Below is a set of entries. Reproduce exactly the lines from the one containing "Type out the text in this image." through the end, both included.

:: Entries provided ::

------------------------------

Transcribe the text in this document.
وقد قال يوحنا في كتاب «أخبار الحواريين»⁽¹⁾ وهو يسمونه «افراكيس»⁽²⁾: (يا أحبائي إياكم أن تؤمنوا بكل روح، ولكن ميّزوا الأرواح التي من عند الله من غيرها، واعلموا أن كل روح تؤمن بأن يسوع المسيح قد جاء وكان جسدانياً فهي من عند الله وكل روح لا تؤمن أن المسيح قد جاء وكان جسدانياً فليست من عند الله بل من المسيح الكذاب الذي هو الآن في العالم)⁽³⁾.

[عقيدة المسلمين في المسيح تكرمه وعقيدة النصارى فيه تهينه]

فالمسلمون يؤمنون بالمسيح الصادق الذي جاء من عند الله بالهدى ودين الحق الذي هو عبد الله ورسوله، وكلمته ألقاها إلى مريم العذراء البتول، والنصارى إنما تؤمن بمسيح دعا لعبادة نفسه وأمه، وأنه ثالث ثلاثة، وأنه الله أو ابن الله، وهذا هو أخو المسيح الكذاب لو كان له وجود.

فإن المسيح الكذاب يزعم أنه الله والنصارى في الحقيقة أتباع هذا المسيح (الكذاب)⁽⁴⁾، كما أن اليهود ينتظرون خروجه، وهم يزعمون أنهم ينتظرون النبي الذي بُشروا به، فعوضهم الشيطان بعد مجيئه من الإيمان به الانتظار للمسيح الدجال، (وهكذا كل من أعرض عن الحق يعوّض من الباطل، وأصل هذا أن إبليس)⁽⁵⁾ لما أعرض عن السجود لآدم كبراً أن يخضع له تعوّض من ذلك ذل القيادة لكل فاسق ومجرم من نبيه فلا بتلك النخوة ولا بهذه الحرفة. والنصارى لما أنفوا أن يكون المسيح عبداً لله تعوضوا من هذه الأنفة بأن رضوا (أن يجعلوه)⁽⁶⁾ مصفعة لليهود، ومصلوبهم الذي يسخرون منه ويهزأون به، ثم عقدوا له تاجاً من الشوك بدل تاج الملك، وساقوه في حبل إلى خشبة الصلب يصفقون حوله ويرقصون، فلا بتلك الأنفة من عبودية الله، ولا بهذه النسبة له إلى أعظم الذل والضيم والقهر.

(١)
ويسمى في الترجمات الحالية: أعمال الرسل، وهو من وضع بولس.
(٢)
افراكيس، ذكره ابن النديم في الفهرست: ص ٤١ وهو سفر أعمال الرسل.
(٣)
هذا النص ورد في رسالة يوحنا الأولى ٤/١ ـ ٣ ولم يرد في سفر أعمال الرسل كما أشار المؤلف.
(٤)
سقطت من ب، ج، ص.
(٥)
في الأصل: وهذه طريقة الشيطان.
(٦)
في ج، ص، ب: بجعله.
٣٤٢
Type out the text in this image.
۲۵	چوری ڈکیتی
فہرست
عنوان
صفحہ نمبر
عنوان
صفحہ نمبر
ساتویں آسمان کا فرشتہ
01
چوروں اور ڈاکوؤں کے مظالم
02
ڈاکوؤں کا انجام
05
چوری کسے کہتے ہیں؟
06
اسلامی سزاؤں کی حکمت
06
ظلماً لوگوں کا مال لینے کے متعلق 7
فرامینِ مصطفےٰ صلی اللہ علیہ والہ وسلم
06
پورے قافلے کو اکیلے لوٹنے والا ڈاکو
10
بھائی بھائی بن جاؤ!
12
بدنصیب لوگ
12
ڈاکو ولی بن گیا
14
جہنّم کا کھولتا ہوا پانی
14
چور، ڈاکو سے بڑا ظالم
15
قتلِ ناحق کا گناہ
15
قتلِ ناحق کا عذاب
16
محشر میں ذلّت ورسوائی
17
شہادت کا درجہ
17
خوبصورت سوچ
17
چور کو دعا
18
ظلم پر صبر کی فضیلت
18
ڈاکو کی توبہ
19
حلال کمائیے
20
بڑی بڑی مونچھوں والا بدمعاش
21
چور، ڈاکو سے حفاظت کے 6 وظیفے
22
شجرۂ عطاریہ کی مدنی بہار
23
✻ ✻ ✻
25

------------------------------

:: Result of the task ::
Type out the text in this image.
۲۵	چوری ڈکیتی
فہرست
عنوان
صفحہ نمبر
عنوان
صفحہ نمبر
ساتویں آسمان کا فرشتہ
01
چوروں اور ڈاکوؤں کے مظالم
02
ڈاکوؤں کا انجام
05
چوری کسے کہتے ہیں؟
06
اسلامی سزاؤں کی حکمت
06
ظلماً لوگوں کا مال لینے کے متعلق 7
فرامینِ مصطفےٰ صلی اللہ علیہ والہ وسلم
06
پورے قافلے کو اکیلے لوٹنے والا ڈاکو
10
بھائی بھائی بن جاؤ!
12
بدنصیب لوگ
12
ڈاکو ولی بن گیا
14
جہنّم کا کھولتا ہوا پانی
14
چور، ڈاکو سے بڑا ظالم
15
قتلِ ناحق کا گناہ
15
قتلِ ناحق کا عذاب
16
محشر میں ذلّت ورسوائی
17
شہادت کا درجہ
17
خوبصورت سوچ
17
چور کو دعا
18
ظلم پر صبر کی فضیلت
18
ڈاکو کی توبہ
19
حلال کمائیے
20
بڑی بڑی مونچھوں والا بدمعاش
21
چور، ڈاکو سے حفاظت کے 6 وظیفے
22
شجرۂ عطاریہ کی مدنی بہار
23
✻ ✻ ✻
25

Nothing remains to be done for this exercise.